BEGIN Listing

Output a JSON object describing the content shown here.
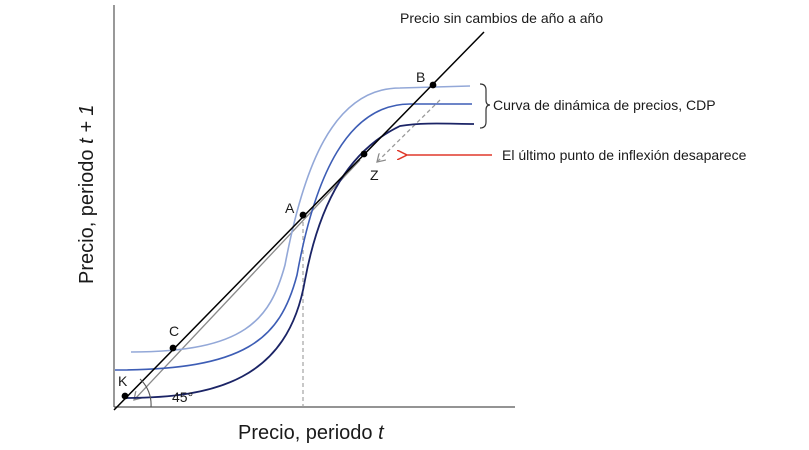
{
  "axes": {
    "x_label_prefix": "Precio, periodo ",
    "x_label_var": "t",
    "y_label_prefix": "Precio, periodo ",
    "y_label_var": "t + 1"
  },
  "labels": {
    "no_change_line": "Precio sin cambios de año a año",
    "cdp_bracket": "Curva de dinámica de precios, CDP",
    "inflection_note": "El último punto de inflexión desaparece",
    "angle": "45°"
  },
  "points": {
    "A": "A",
    "B": "B",
    "C": "C",
    "K": "K",
    "Z": "Z"
  },
  "colors": {
    "axis": "#555555",
    "line_45": "#000000",
    "curve_light": "#93a8d8",
    "curve_mid": "#3d5db5",
    "curve_dark": "#1b2466",
    "arrow_red": "#e0392b",
    "dashed": "#9a9a9a"
  }
}
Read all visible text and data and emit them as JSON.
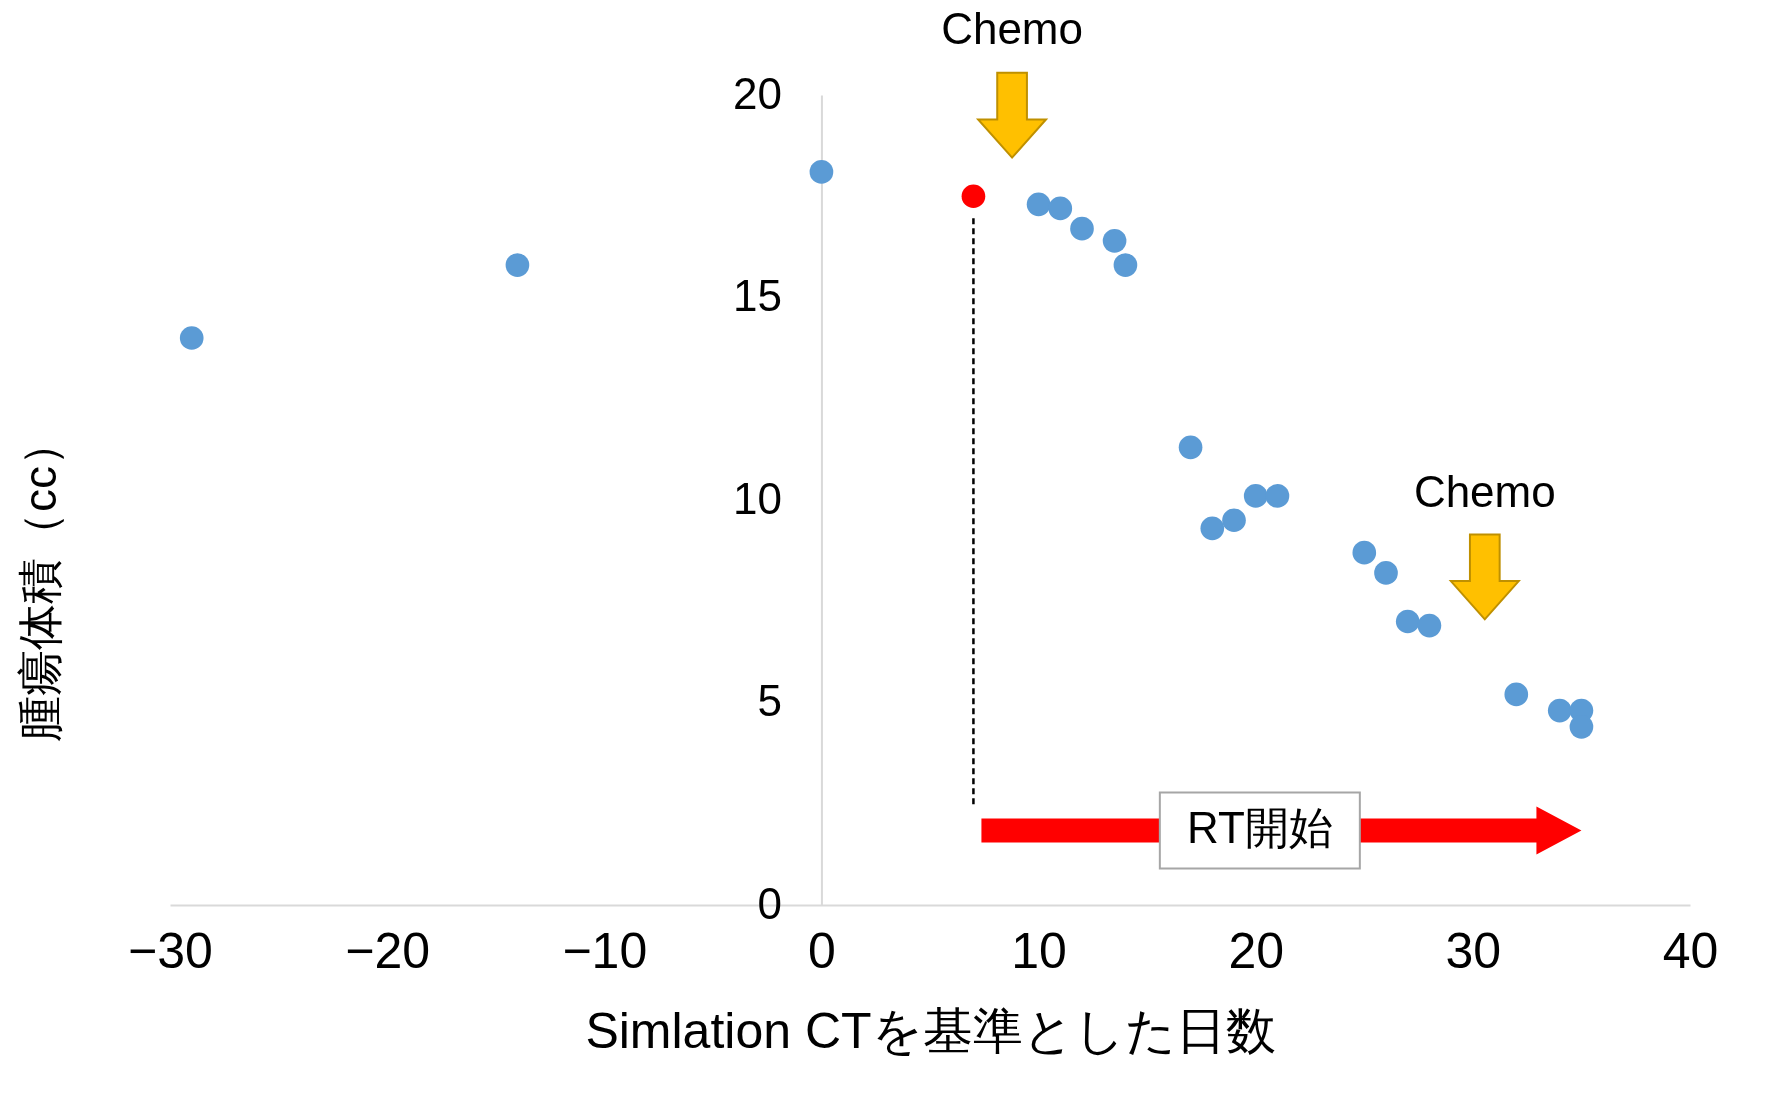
{
  "chart_data": {
    "type": "scatter",
    "xlabel": "Simlation CTを基準とした日数",
    "ylabel": "腫瘍体積（cc）",
    "xlim": [
      -30,
      40
    ],
    "ylim": [
      0,
      20
    ],
    "xticks": [
      -30,
      -20,
      -10,
      0,
      10,
      20,
      30,
      40
    ],
    "yticks": [
      0,
      5,
      10,
      15,
      20
    ],
    "grid": false,
    "marker": "circle",
    "series": [
      {
        "color": "#5b9bd5",
        "x": [
          -29,
          -14,
          0,
          10,
          11,
          12,
          13.5,
          14,
          17,
          18,
          19,
          20,
          21,
          25,
          26,
          27,
          28,
          32,
          34,
          35,
          35
        ],
        "values": [
          14.0,
          15.8,
          18.1,
          17.3,
          17.2,
          16.7,
          16.4,
          15.8,
          11.3,
          9.3,
          9.5,
          10.1,
          10.1,
          8.7,
          8.2,
          7.0,
          6.9,
          5.2,
          4.8,
          4.8,
          4.4
        ]
      },
      {
        "color": "#ff0000",
        "x": [
          7
        ],
        "values": [
          17.5
        ]
      }
    ],
    "ref_lines": [
      {
        "axis": "x",
        "value": 7,
        "color": "#000000",
        "line_style": "dashed"
      }
    ],
    "annotations": [
      "Chemo",
      "Chemo",
      "RT開始"
    ]
  }
}
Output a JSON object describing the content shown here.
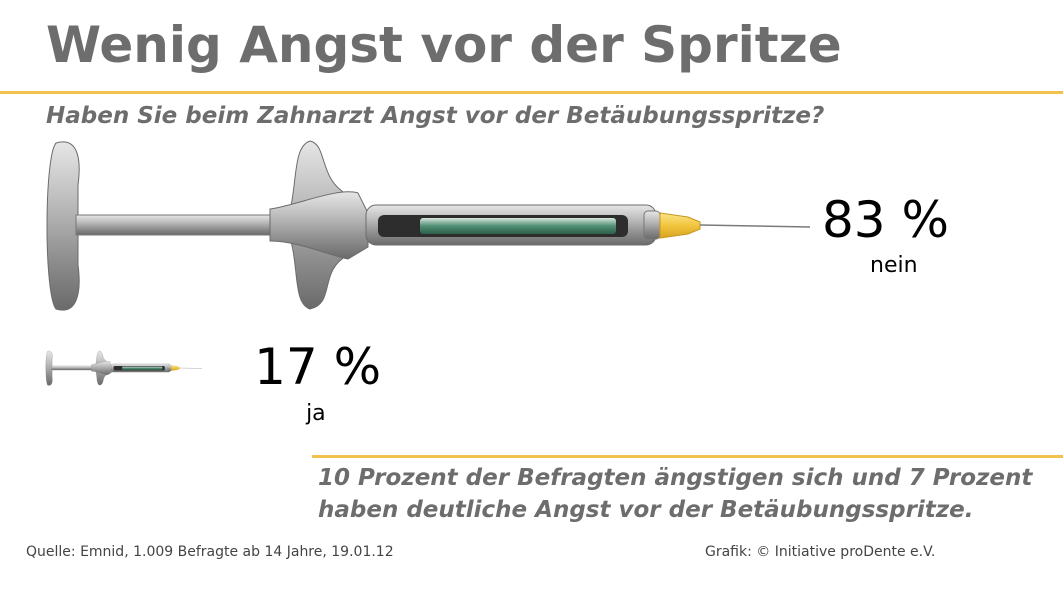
{
  "header": {
    "title": "Wenig Angst vor der Spritze",
    "question": "Haben Sie beim Zahnarzt Angst vor der Betäubungsspritze?"
  },
  "chart_data": {
    "type": "bar",
    "categories": [
      "nein",
      "ja"
    ],
    "values": [
      83,
      17
    ],
    "value_labels": [
      "83 %",
      "17 %"
    ],
    "unit": "%",
    "mark": "syringe-pictogram",
    "colors": {
      "accent_rule": "#f2c24e",
      "needle_hub": "#f5d04a",
      "metal": "#a9a9a9"
    }
  },
  "note": {
    "line1": "10 Prozent der Befragten ängstigen sich und 7 Prozent",
    "line2": "haben deutliche Angst vor der Betäubungsspritze."
  },
  "footer": {
    "source": "Quelle: Emnid, 1.009 Befragte ab 14 Jahre, 19.01.12",
    "credit": "Grafik: © Initiative proDente e.V."
  }
}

END Listing

■ **Work to complete**
Give all the lines above again, character for character, without pictures.

■ **Correct output**
Output a JSON object describing the content shown here.
{
  "axes": {
    "x_label_prefix": "Precio, periodo ",
    "x_label_var": "t",
    "y_label_prefix": "Precio, periodo ",
    "y_label_var": "t + 1"
  },
  "labels": {
    "no_change_line": "Precio sin cambios de año a año",
    "cdp_bracket": "Curva de dinámica de precios, CDP",
    "inflection_note": "El último punto de inflexión desaparece",
    "angle": "45°"
  },
  "points": {
    "A": "A",
    "B": "B",
    "C": "C",
    "K": "K",
    "Z": "Z"
  },
  "colors": {
    "axis": "#555555",
    "line_45": "#000000",
    "curve_light": "#93a8d8",
    "curve_mid": "#3d5db5",
    "curve_dark": "#1b2466",
    "arrow_red": "#e0392b",
    "dashed": "#9a9a9a"
  }
}
Read all visible text and data and emit them as JSON.
{
  "chart_data": {
    "type": "scatter",
    "xlabel": "Simlation CTを基準とした日数",
    "ylabel": "腫瘍体積（cc）",
    "xlim": [
      -30,
      40
    ],
    "ylim": [
      0,
      20
    ],
    "xticks": [
      -30,
      -20,
      -10,
      0,
      10,
      20,
      30,
      40
    ],
    "yticks": [
      0,
      5,
      10,
      15,
      20
    ],
    "grid": false,
    "marker": "circle",
    "series": [
      {
        "color": "#5b9bd5",
        "x": [
          -29,
          -14,
          0,
          10,
          11,
          12,
          13.5,
          14,
          17,
          18,
          19,
          20,
          21,
          25,
          26,
          27,
          28,
          32,
          34,
          35,
          35
        ],
        "values": [
          14.0,
          15.8,
          18.1,
          17.3,
          17.2,
          16.7,
          16.4,
          15.8,
          11.3,
          9.3,
          9.5,
          10.1,
          10.1,
          8.7,
          8.2,
          7.0,
          6.9,
          5.2,
          4.8,
          4.8,
          4.4
        ]
      },
      {
        "color": "#ff0000",
        "x": [
          7
        ],
        "values": [
          17.5
        ]
      }
    ],
    "ref_lines": [
      {
        "axis": "x",
        "value": 7,
        "color": "#000000",
        "line_style": "dashed"
      }
    ],
    "annotations": [
      "Chemo",
      "Chemo",
      "RT開始"
    ]
  }
}
Output a JSON object describing the content shown here.
{
  "header": {
    "title": "Wenig Angst vor der Spritze",
    "question": "Haben Sie beim Zahnarzt Angst vor der Betäubungsspritze?"
  },
  "chart_data": {
    "type": "bar",
    "categories": [
      "nein",
      "ja"
    ],
    "values": [
      83,
      17
    ],
    "value_labels": [
      "83 %",
      "17 %"
    ],
    "unit": "%",
    "mark": "syringe-pictogram",
    "colors": {
      "accent_rule": "#f2c24e",
      "needle_hub": "#f5d04a",
      "metal": "#a9a9a9"
    }
  },
  "note": {
    "line1": "10 Prozent der Befragten ängstigen sich und 7 Prozent",
    "line2": "haben deutliche Angst vor der Betäubungsspritze."
  },
  "footer": {
    "source": "Quelle: Emnid, 1.009 Befragte ab 14 Jahre, 19.01.12",
    "credit": "Grafik: © Initiative proDente e.V."
  }
}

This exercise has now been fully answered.